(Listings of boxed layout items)
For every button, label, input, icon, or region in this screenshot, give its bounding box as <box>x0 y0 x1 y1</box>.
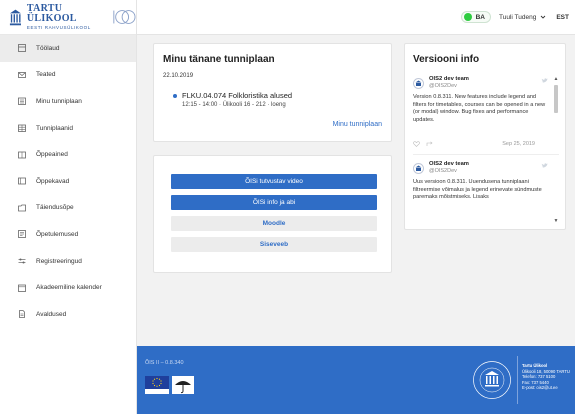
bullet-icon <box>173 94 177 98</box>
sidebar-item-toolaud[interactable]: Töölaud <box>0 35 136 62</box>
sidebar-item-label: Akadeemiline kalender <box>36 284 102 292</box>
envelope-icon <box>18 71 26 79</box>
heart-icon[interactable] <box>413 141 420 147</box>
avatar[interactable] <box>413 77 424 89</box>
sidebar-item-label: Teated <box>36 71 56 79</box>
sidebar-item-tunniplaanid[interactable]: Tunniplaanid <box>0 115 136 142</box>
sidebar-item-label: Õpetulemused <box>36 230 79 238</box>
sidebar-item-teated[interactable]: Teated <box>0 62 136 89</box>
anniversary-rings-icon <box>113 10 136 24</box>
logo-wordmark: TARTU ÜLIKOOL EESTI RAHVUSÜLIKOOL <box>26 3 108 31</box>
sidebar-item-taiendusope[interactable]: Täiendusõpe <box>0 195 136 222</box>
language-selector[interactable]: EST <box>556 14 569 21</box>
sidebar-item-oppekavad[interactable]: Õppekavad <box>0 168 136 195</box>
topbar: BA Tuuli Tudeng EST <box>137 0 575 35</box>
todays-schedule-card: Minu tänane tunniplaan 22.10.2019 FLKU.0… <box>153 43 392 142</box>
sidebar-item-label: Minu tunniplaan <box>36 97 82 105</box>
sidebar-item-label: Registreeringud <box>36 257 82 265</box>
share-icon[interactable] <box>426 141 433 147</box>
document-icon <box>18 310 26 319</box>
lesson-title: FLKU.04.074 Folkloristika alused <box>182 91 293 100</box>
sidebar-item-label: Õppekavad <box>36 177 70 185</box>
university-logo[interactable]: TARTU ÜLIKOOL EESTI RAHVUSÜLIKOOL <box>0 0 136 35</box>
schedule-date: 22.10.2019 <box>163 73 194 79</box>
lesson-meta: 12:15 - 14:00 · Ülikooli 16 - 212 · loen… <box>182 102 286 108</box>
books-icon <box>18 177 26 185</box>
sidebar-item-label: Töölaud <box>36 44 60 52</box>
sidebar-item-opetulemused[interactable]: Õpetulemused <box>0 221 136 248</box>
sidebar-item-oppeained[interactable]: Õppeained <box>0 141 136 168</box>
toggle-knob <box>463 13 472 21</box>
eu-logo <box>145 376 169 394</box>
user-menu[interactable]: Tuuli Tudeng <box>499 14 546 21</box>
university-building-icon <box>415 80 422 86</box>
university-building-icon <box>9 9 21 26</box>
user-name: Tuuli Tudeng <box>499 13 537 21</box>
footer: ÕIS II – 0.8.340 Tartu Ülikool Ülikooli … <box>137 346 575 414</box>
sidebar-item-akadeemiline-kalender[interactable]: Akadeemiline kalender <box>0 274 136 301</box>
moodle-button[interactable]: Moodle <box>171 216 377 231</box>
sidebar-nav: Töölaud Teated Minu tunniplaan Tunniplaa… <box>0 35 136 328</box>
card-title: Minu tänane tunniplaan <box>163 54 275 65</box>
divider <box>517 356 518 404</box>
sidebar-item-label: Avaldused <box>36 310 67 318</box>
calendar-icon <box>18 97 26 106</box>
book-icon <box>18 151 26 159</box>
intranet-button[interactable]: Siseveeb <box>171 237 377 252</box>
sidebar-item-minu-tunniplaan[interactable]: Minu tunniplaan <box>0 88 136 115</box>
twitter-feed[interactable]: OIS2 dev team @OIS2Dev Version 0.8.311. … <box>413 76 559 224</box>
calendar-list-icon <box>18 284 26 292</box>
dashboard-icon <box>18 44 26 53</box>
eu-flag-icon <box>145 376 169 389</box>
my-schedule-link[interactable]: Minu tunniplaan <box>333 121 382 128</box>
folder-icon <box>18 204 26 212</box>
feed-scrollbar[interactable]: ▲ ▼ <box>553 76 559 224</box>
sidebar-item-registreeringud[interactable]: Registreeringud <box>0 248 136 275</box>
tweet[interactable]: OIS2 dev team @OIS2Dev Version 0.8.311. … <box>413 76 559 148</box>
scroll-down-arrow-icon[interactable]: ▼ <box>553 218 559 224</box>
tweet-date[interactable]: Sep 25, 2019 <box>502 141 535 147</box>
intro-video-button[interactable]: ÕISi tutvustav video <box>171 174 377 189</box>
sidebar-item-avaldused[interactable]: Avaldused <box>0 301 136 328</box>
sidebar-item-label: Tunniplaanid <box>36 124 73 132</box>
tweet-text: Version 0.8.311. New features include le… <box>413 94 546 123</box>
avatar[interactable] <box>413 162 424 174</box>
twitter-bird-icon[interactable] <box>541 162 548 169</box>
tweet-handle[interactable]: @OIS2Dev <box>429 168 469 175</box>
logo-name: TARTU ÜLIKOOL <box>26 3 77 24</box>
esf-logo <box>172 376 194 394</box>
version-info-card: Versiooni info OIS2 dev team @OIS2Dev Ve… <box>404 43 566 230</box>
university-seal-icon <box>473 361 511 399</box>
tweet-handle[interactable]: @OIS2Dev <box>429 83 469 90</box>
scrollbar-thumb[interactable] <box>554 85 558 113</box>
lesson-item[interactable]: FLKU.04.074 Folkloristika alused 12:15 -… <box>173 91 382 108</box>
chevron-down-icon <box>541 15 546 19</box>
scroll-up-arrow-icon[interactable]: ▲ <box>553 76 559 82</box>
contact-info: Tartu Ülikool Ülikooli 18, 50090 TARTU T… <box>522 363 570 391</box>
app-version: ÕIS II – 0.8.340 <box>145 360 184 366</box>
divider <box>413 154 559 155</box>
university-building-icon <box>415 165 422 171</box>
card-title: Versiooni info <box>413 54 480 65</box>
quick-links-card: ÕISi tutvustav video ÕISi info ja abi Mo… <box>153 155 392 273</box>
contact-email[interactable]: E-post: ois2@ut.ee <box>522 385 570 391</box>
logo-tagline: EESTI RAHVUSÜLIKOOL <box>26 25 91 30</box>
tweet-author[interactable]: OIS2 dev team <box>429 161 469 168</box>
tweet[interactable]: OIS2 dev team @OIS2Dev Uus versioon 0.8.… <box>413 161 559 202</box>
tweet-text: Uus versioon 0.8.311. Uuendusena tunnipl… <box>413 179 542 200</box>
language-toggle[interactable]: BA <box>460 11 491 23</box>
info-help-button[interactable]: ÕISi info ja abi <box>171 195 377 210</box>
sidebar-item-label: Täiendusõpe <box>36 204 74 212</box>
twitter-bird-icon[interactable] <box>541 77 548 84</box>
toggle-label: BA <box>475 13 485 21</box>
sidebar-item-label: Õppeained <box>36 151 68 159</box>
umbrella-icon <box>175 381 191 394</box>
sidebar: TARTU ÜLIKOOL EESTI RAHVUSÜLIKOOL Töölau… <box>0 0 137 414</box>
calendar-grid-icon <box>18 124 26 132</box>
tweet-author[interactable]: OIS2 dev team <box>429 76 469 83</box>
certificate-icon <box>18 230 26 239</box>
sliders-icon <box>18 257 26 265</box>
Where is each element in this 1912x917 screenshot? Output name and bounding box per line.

--

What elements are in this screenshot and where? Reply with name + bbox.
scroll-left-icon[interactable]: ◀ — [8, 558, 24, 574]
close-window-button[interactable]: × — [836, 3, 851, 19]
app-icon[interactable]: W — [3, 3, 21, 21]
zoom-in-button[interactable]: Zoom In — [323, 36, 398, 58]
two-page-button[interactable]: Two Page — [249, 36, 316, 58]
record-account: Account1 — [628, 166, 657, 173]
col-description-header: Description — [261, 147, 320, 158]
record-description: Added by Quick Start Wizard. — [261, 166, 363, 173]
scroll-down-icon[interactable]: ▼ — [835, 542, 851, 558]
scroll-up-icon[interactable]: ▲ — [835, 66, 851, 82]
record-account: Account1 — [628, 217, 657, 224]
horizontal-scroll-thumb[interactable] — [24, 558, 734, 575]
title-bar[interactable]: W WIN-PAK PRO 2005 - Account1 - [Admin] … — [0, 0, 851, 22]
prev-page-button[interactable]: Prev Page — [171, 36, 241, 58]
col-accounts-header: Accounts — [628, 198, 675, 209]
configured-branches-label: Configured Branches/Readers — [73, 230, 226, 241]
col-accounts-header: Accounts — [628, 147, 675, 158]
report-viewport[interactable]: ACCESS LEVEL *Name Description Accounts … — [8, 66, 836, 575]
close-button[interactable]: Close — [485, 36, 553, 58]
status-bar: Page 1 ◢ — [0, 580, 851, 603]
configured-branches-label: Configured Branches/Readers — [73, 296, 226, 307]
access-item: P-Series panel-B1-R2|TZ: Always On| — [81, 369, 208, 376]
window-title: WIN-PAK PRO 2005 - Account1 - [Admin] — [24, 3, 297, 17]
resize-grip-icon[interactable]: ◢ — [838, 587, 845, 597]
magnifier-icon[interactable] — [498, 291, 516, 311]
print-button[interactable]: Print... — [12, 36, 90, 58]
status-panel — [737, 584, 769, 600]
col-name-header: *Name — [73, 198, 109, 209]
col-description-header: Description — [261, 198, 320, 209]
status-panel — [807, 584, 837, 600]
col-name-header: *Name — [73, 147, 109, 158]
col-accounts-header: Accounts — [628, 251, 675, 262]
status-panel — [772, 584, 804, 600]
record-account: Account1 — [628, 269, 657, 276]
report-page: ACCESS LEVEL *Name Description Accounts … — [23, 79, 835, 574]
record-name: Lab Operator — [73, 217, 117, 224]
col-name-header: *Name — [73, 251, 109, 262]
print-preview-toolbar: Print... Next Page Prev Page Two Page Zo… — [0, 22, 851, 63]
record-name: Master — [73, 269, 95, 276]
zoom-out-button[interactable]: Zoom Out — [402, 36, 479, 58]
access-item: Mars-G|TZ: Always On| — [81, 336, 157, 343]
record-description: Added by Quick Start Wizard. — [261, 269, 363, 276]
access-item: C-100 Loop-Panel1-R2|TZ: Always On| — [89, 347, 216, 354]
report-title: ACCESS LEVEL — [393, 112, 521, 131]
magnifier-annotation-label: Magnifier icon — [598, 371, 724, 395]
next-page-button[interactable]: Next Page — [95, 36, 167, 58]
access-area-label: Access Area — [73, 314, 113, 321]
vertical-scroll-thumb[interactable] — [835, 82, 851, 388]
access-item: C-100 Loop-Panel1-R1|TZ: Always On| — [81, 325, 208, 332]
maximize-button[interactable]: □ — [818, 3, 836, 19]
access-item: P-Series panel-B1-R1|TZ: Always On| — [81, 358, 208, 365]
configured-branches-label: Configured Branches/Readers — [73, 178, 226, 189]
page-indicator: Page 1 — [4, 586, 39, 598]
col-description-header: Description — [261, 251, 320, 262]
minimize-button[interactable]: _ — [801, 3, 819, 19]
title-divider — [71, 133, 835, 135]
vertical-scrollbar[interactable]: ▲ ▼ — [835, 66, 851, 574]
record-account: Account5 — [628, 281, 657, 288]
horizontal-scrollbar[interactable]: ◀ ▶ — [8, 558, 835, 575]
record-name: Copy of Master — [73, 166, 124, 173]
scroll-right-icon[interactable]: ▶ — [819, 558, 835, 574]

==

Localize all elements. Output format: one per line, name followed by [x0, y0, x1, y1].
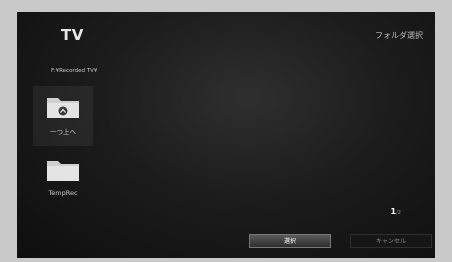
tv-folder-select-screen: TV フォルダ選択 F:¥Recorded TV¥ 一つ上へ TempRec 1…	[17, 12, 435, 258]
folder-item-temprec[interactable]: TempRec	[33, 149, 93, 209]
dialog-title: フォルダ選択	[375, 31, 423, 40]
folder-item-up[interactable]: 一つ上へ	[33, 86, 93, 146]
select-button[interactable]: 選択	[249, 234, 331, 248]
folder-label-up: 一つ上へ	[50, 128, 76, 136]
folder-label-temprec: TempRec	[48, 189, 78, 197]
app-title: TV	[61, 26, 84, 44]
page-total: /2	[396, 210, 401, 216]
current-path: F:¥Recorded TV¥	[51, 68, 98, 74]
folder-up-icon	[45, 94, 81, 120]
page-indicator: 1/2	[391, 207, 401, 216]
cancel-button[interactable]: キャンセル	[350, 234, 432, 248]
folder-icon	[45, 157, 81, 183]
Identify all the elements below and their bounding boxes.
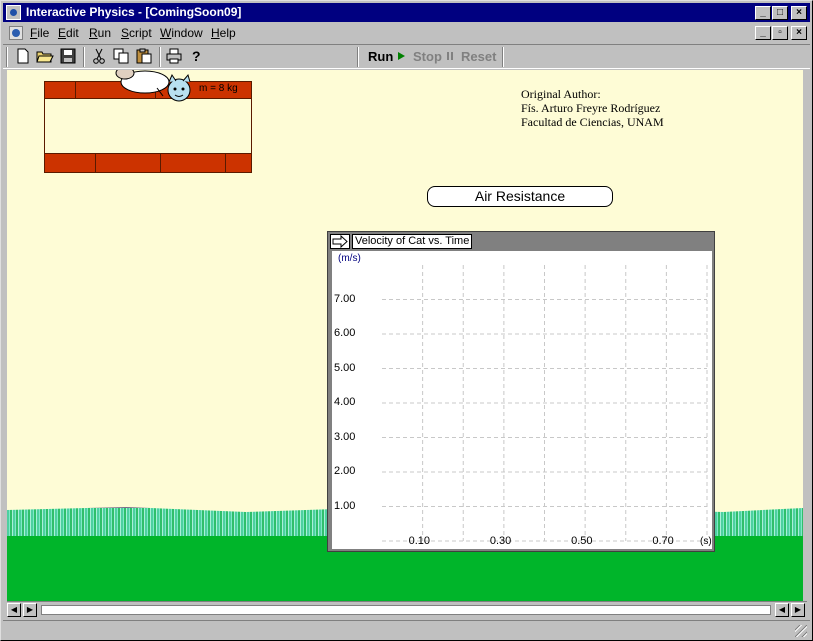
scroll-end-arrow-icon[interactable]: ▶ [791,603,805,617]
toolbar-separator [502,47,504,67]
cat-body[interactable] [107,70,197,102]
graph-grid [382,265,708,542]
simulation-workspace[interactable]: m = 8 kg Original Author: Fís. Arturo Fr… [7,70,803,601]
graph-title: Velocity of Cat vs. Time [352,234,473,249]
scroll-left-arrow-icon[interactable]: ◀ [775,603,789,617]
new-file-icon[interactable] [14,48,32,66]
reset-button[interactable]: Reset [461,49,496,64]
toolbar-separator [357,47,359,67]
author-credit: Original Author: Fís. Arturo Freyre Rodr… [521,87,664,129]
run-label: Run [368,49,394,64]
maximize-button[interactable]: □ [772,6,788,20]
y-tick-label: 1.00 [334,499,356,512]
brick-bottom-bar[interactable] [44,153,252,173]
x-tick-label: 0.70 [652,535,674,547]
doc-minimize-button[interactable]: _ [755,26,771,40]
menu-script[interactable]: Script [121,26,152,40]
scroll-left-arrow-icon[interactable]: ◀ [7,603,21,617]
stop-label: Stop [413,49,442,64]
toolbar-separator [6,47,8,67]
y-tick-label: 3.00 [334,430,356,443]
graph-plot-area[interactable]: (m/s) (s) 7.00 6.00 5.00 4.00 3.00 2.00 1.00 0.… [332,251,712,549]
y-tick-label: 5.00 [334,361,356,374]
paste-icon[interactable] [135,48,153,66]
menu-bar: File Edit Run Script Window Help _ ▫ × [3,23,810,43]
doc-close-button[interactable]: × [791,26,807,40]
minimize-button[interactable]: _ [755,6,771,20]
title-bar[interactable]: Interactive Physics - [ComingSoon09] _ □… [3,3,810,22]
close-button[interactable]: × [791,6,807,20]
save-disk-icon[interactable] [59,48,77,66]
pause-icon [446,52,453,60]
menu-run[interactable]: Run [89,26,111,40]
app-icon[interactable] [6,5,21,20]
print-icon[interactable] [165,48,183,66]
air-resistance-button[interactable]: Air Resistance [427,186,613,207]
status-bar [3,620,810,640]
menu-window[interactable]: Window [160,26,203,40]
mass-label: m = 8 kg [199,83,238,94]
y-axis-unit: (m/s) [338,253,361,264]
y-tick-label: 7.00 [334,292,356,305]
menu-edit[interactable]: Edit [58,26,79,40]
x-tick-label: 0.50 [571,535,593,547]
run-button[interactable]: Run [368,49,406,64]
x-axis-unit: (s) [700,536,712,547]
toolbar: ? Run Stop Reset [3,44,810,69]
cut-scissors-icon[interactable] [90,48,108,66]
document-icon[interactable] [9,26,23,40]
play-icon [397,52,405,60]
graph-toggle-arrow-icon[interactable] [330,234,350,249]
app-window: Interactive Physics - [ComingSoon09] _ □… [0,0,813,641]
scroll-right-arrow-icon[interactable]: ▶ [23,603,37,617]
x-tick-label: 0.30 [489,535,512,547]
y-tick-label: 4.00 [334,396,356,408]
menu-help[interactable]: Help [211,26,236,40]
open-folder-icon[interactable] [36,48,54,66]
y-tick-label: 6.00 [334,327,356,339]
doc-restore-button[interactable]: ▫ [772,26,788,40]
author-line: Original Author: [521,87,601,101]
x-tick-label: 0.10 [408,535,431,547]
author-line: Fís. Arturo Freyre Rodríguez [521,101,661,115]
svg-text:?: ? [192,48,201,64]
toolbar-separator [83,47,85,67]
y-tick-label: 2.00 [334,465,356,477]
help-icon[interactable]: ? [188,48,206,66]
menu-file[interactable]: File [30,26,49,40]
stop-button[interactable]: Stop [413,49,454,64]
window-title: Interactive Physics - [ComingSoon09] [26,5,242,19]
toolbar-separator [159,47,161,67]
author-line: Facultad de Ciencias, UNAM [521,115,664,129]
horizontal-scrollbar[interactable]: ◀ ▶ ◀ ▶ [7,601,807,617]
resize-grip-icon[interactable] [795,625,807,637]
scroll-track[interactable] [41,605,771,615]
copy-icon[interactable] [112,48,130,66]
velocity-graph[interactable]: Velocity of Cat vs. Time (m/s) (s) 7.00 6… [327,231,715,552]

YOUR TASK = Copy out the lines above again, word for word. Begin at the line containing "tv-folder-select-screen: TV フォルダ選択" and stop after the line containing "Identify all the".

TASK ANSWER =
tv-folder-select-screen: TV フォルダ選択 F:¥Recorded TV¥ 一つ上へ TempRec 1…	[17, 12, 435, 258]
folder-item-temprec[interactable]: TempRec	[33, 149, 93, 209]
dialog-title: フォルダ選択	[375, 31, 423, 40]
folder-item-up[interactable]: 一つ上へ	[33, 86, 93, 146]
select-button[interactable]: 選択	[249, 234, 331, 248]
folder-label-up: 一つ上へ	[50, 128, 76, 136]
folder-label-temprec: TempRec	[48, 189, 78, 197]
app-title: TV	[61, 26, 84, 44]
page-total: /2	[396, 210, 401, 216]
current-path: F:¥Recorded TV¥	[51, 68, 98, 74]
folder-up-icon	[45, 94, 81, 120]
page-indicator: 1/2	[391, 207, 401, 216]
cancel-button[interactable]: キャンセル	[350, 234, 432, 248]
folder-icon	[45, 157, 81, 183]
Identify all the elements below and their bounding boxes.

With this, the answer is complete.